Counting only lines that hold "type", give the total and nothing more.

──────── INFORMATION GIVEN ────────

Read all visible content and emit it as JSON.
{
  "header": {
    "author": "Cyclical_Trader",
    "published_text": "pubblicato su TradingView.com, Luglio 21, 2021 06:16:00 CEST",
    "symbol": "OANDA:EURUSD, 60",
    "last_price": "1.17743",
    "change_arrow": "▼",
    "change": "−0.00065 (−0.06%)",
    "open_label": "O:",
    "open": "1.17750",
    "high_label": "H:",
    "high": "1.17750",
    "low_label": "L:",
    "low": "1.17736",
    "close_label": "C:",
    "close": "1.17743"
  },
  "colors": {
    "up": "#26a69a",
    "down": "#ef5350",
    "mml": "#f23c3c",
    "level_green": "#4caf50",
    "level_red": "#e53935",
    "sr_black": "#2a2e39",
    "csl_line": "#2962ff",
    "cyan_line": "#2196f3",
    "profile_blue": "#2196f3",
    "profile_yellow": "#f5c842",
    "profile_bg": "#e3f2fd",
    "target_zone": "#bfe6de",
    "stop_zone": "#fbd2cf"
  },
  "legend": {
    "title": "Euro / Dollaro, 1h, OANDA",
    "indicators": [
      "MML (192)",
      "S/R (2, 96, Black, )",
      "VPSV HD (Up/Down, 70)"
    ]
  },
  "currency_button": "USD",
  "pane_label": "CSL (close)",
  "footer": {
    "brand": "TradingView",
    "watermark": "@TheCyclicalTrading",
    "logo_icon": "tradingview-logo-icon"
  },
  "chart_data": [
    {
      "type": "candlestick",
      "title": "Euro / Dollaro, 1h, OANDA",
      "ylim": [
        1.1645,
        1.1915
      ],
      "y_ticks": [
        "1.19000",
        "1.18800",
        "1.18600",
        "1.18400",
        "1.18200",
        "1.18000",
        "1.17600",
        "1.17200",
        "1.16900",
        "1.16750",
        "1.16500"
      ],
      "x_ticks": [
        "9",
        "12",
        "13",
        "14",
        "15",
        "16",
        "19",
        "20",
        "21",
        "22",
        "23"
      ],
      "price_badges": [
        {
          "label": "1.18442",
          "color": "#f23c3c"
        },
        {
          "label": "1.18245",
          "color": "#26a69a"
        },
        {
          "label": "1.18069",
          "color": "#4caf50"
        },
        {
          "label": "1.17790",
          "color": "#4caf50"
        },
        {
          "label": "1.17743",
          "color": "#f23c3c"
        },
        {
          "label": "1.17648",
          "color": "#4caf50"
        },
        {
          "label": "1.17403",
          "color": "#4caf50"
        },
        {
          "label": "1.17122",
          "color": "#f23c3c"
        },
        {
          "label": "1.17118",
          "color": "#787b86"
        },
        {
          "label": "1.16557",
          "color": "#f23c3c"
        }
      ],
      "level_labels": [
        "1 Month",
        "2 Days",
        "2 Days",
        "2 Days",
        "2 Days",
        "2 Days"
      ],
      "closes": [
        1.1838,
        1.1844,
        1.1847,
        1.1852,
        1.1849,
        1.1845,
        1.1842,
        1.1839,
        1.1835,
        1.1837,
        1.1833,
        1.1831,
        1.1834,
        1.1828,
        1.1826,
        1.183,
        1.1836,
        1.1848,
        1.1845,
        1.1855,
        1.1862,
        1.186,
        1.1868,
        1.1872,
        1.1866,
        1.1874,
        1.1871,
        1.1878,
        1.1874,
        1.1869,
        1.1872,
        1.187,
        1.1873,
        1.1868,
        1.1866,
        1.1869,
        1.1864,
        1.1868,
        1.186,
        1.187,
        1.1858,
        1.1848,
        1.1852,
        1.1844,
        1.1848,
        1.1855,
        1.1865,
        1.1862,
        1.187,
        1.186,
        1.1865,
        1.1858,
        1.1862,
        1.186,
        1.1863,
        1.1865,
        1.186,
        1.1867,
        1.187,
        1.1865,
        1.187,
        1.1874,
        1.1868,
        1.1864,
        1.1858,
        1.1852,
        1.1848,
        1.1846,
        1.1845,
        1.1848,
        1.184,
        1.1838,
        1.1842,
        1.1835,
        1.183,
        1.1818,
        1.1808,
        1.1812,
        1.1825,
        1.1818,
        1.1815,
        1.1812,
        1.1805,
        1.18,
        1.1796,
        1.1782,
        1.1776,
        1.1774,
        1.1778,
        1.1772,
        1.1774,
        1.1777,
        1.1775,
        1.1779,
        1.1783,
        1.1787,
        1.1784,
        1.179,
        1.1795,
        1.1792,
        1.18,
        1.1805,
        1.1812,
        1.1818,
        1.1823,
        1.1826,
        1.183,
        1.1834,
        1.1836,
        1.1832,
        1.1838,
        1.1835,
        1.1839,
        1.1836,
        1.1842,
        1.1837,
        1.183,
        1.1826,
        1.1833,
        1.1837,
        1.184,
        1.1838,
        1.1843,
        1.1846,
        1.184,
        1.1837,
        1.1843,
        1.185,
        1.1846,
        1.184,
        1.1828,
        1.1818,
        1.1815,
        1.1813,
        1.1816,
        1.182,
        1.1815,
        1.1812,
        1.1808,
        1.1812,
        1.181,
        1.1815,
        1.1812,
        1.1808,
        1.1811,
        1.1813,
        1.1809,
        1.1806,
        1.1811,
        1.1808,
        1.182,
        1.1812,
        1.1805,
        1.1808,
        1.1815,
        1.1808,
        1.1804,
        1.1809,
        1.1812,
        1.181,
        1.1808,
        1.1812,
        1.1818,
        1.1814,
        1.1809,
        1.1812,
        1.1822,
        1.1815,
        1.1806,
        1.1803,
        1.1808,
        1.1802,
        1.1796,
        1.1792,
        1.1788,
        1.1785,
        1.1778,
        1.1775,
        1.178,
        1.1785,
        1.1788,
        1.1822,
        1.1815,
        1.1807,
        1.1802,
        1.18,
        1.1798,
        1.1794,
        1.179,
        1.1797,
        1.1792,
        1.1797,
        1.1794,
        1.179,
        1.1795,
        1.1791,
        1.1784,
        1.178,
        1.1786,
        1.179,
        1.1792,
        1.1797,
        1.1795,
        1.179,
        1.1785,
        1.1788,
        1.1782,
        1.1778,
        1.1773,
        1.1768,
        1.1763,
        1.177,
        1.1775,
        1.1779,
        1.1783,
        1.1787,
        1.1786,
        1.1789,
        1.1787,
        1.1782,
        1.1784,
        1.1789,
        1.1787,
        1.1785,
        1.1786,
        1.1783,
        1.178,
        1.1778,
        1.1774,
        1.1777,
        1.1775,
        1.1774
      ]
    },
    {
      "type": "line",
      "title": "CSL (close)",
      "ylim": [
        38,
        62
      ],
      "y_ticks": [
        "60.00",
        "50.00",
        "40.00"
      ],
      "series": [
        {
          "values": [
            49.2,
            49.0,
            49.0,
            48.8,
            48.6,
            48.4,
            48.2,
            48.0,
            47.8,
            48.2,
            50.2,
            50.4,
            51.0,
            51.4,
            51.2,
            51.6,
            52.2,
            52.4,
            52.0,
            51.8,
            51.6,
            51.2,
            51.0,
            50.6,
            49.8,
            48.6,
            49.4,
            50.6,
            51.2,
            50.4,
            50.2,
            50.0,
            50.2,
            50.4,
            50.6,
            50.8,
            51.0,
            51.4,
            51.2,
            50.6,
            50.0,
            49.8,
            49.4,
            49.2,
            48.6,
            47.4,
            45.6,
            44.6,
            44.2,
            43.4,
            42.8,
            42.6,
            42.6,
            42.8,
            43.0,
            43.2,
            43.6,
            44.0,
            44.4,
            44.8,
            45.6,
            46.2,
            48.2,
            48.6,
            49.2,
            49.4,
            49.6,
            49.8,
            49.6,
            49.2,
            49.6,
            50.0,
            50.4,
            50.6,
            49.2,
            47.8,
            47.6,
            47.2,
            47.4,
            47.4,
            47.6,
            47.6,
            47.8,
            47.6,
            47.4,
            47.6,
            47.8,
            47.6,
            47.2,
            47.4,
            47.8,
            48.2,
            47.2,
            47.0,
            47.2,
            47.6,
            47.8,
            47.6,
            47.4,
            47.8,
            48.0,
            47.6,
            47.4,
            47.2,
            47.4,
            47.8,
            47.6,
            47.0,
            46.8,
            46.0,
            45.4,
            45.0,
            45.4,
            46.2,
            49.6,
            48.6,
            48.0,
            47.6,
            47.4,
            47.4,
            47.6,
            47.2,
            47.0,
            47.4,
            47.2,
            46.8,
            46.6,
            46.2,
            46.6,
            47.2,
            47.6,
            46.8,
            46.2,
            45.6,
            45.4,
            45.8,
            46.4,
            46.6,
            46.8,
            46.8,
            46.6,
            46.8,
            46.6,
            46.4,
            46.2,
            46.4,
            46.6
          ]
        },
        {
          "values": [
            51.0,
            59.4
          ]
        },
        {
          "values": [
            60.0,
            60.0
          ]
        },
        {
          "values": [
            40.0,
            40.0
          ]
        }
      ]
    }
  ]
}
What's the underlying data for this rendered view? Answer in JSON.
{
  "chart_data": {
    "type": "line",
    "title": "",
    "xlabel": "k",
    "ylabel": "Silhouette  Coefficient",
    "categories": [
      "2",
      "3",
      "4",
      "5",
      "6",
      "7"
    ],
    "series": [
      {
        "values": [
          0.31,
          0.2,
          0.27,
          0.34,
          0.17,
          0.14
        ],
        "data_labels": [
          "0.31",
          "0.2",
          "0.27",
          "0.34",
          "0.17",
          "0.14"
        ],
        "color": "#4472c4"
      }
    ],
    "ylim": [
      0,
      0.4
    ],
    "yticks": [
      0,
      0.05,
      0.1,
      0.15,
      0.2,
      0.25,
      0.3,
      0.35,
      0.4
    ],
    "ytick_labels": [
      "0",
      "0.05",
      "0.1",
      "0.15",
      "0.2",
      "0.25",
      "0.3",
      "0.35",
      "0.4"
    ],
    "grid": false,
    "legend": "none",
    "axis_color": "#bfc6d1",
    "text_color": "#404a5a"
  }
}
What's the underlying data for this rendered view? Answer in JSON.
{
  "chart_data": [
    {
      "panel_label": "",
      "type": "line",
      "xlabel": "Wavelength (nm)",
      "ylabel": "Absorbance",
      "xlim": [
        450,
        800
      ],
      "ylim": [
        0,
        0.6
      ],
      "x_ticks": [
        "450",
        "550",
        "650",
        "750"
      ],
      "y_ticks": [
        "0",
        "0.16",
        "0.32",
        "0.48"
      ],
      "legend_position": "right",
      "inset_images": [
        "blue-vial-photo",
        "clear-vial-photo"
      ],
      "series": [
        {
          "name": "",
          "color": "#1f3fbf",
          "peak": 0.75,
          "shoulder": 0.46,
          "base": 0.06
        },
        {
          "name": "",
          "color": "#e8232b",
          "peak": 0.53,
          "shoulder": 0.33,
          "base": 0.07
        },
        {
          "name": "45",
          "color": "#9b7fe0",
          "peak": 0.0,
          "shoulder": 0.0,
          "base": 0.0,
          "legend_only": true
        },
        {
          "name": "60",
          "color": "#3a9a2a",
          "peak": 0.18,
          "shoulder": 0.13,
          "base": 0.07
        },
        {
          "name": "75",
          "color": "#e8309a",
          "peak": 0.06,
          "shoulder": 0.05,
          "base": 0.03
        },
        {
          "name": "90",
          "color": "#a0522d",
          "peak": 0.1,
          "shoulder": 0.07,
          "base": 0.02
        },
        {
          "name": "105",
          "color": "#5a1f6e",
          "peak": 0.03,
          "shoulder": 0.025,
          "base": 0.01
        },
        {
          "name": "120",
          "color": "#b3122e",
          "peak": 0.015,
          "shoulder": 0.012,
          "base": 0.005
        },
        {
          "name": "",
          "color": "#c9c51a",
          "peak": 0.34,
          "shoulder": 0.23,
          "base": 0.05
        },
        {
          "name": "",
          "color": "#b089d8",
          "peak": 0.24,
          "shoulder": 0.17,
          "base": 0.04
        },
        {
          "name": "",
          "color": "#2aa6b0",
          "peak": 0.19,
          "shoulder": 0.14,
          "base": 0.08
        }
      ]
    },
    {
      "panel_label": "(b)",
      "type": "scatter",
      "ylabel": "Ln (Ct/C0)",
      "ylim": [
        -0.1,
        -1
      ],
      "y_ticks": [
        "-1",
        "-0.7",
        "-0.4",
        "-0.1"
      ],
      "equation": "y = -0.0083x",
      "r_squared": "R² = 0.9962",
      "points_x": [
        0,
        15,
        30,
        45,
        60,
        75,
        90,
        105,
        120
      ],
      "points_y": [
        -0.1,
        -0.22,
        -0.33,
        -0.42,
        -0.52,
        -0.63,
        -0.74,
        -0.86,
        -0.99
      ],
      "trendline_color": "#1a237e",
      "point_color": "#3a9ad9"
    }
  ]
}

────────

(WRITTEN SOLUTION)
5